*DIRECTION*.
Pull out each line of the records holding the string "комиссариата".

Start DATA

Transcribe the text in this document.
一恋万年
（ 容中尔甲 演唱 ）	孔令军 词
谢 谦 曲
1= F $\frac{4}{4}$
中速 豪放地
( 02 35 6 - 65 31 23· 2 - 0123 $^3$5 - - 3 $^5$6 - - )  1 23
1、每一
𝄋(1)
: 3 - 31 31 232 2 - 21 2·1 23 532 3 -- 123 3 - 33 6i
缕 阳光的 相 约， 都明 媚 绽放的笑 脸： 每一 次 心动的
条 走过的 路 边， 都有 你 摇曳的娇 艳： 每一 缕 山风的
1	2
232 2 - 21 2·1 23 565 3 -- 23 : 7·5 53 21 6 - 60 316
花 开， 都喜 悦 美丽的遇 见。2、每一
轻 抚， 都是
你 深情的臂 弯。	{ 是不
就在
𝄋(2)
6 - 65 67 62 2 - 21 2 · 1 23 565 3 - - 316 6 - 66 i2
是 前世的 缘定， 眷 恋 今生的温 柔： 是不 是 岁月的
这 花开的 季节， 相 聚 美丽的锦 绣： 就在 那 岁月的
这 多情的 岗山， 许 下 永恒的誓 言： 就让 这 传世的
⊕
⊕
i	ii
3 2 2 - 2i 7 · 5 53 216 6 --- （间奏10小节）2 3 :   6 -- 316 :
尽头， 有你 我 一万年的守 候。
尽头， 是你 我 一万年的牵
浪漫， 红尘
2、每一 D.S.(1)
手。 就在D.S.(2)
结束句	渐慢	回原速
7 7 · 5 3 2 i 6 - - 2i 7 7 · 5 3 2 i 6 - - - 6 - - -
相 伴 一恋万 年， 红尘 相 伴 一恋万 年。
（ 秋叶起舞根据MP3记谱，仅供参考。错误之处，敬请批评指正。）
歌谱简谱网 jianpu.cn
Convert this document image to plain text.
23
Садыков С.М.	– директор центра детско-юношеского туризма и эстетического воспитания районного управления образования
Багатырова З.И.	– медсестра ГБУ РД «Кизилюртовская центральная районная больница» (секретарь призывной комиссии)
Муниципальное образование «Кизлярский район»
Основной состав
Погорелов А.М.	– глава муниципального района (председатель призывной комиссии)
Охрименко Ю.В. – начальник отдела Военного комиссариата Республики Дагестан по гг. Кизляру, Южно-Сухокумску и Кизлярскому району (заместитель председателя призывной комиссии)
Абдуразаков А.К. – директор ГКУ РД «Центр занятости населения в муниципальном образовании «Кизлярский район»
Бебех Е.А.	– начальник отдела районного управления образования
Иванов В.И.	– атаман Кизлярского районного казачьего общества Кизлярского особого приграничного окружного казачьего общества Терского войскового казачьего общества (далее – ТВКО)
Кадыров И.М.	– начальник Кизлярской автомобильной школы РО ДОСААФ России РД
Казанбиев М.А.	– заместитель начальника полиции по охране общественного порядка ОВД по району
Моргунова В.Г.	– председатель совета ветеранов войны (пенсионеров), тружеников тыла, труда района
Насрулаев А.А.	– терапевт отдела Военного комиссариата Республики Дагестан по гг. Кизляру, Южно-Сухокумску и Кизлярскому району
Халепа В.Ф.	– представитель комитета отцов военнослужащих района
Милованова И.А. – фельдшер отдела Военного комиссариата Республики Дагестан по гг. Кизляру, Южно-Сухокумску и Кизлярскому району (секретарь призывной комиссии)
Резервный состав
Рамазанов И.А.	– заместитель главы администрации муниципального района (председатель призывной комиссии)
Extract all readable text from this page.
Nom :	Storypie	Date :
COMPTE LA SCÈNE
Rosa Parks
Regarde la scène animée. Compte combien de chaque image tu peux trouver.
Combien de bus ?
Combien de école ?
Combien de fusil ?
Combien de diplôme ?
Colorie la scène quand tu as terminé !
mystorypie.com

End DATA

*WRITTEN SOLUTION*.
Охрименко Ю.В. – начальник отдела Военного комиссариата Республики Дагестан по гг. Кизляру, Южно-Сухокумску и Кизлярскому району (заместитель председателя призывной комиссии)
Насрулаев А.А.	– терапевт отдела Военного комиссариата Республики Дагестан по гг. Кизляру, Южно-Сухокумску и Кизлярскому району
Милованова И.А. – фельдшер отдела Военного комиссариата Республики Дагестан по гг. Кизляру, Южно-Сухокумску и Кизлярскому району (секретарь призывной комиссии)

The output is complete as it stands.